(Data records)

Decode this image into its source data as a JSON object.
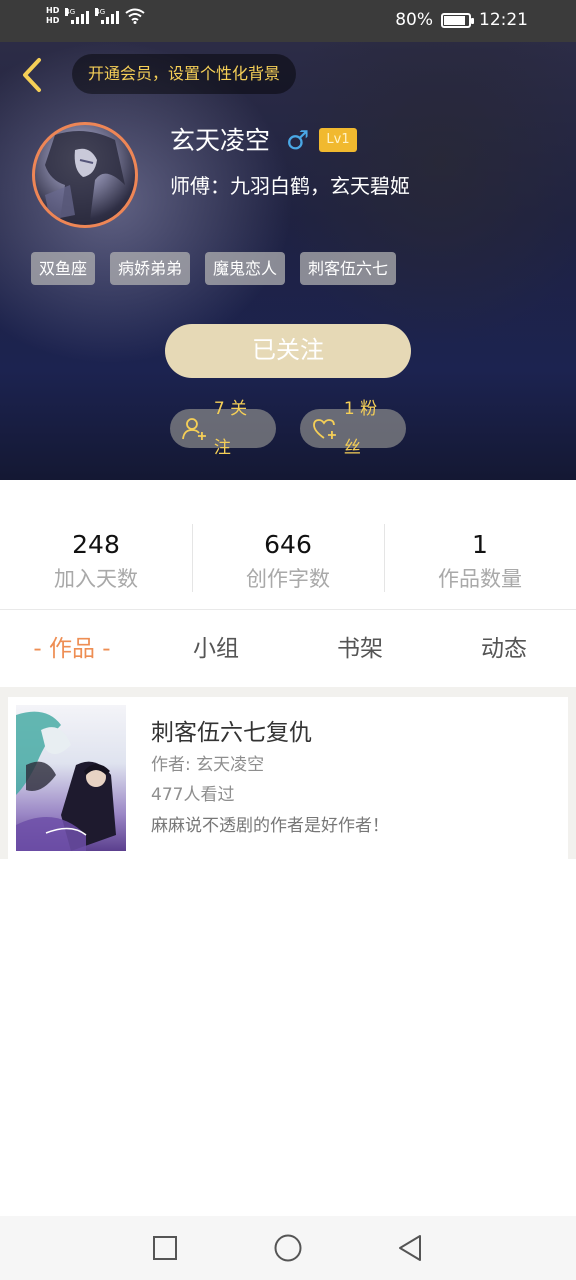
{
  "status_bar": {
    "hd1": "HD",
    "hd2": "HD",
    "net1": "4G",
    "net2": "4G",
    "battery_text": "80%",
    "battery_level": 0.8,
    "time": "12:21"
  },
  "header": {
    "vip_banner": "开通会员，设置个性化背景",
    "username": "玄天凌空",
    "gender_symbol": "♂",
    "level": "Lv1",
    "master": "师傅：九羽白鹤，玄天碧姬",
    "tags": [
      "双鱼座",
      "病娇弟弟",
      "魔鬼恋人",
      "刺客伍六七"
    ],
    "follow_button": "已关注",
    "following_label": "7 关注",
    "fans_label": "1 粉丝"
  },
  "stats": [
    {
      "value": "248",
      "label": "加入天数"
    },
    {
      "value": "646",
      "label": "创作字数"
    },
    {
      "value": "1",
      "label": "作品数量"
    }
  ],
  "tabs": [
    "- 作品 -",
    "小组",
    "书架",
    "动态"
  ],
  "works": [
    {
      "title": "刺客伍六七复仇",
      "author": "作者: 玄天凌空",
      "views": "477人看过",
      "description": "麻麻说不透剧的作者是好作者！"
    }
  ],
  "colors": {
    "accent": "#ee8e53",
    "gold": "#f5cf57",
    "level_badge": "#f1b92f",
    "follow_button": "#e6d9b6",
    "gender": "#4aa8e6"
  }
}
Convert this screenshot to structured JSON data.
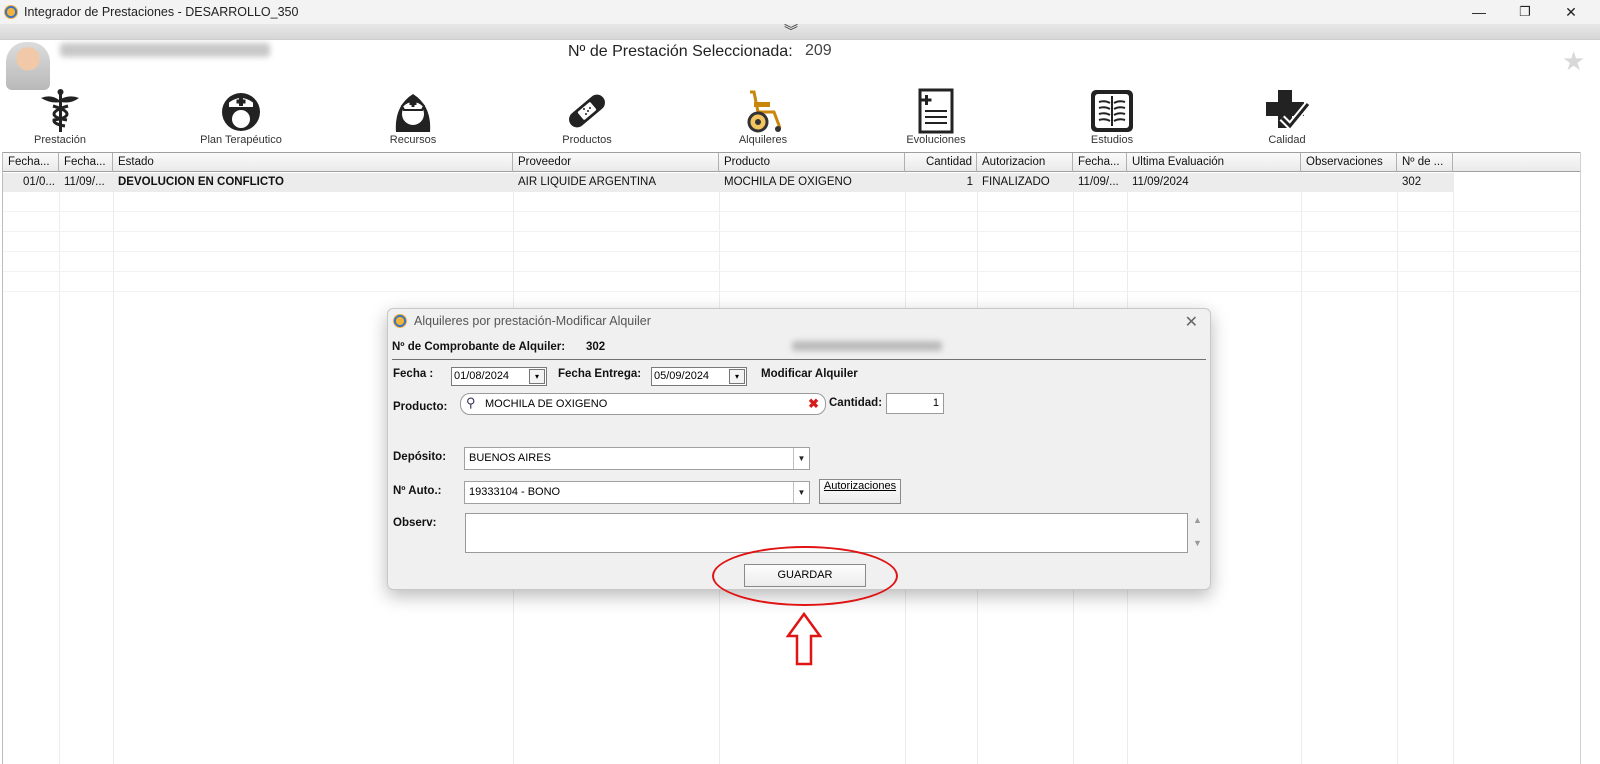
{
  "window": {
    "title": "Integrador de Prestaciones - DESARROLLO_350",
    "minimize": "—",
    "restore": "❐",
    "close": "✕"
  },
  "header": {
    "selected_label": "Nº de Prestación Seleccionada:",
    "selected_value": "209",
    "collapse_glyph": "︾"
  },
  "nav": [
    {
      "label": "Prestación",
      "icon": "caduceus-icon"
    },
    {
      "label": "Plan Terapéutico",
      "icon": "nurse-head-icon"
    },
    {
      "label": "Recursos",
      "icon": "nurse-icon"
    },
    {
      "label": "Productos",
      "icon": "bandage-icon"
    },
    {
      "label": "Alquileres",
      "icon": "wheelchair-icon"
    },
    {
      "label": "Evoluciones",
      "icon": "medical-report-icon"
    },
    {
      "label": "Estudios",
      "icon": "xray-icon"
    },
    {
      "label": "Calidad",
      "icon": "cross-check-icon"
    }
  ],
  "table": {
    "columns": [
      "Fecha...",
      "Fecha...",
      "Estado",
      "Proveedor",
      "Producto",
      "Cantidad",
      "Autorizacion",
      "Fecha...",
      "Ultima Evaluación",
      "Observaciones",
      "Nº de ..."
    ],
    "rows": [
      [
        "01/0...",
        "11/09/...",
        "DEVOLUCION EN CONFLICTO",
        "AIR LIQUIDE ARGENTINA",
        "MOCHILA DE OXIGENO",
        "1",
        "FINALIZADO",
        "11/09/...",
        "11/09/2024",
        "",
        "302"
      ]
    ]
  },
  "dialog": {
    "title": "Alquileres por prestación-Modificar Alquiler",
    "comprobante_label": "Nº de Comprobante de Alquiler:",
    "comprobante_value": "302",
    "fecha_label": "Fecha :",
    "fecha_value": "01/08/2024",
    "fecha_entrega_label": "Fecha Entrega:",
    "fecha_entrega_value": "05/09/2024",
    "mode_label": "Modificar Alquiler",
    "producto_label": "Producto:",
    "producto_value": "MOCHILA DE OXIGENO",
    "cantidad_label": "Cantidad:",
    "cantidad_value": "1",
    "deposito_label": "Depósito:",
    "deposito_value": "BUENOS AIRES",
    "auto_label": "Nº Auto.:",
    "auto_value": "19333104 - BONO",
    "autorizaciones_button": "Autorizaciones",
    "observ_label": "Observ:",
    "observ_value": "",
    "guardar_button": "GUARDAR"
  },
  "colors": {
    "annotation": "#e01414",
    "selected_row": "#ececec"
  }
}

> [WHAT YOU ARE ASKED TO DO]
Extract each line holding the word "icon" from the records.

> [SOLUTION TO THE PROBLEM]
      "icon": "caduceus-icon"
      "icon": "nurse-head-icon"
      "icon": "nurse-icon"
      "icon": "bandage-icon"
      "icon": "wheelchair-icon"
      "icon": "medical-report-icon"
      "icon": "xray-icon"
      "icon": "cross-check-icon"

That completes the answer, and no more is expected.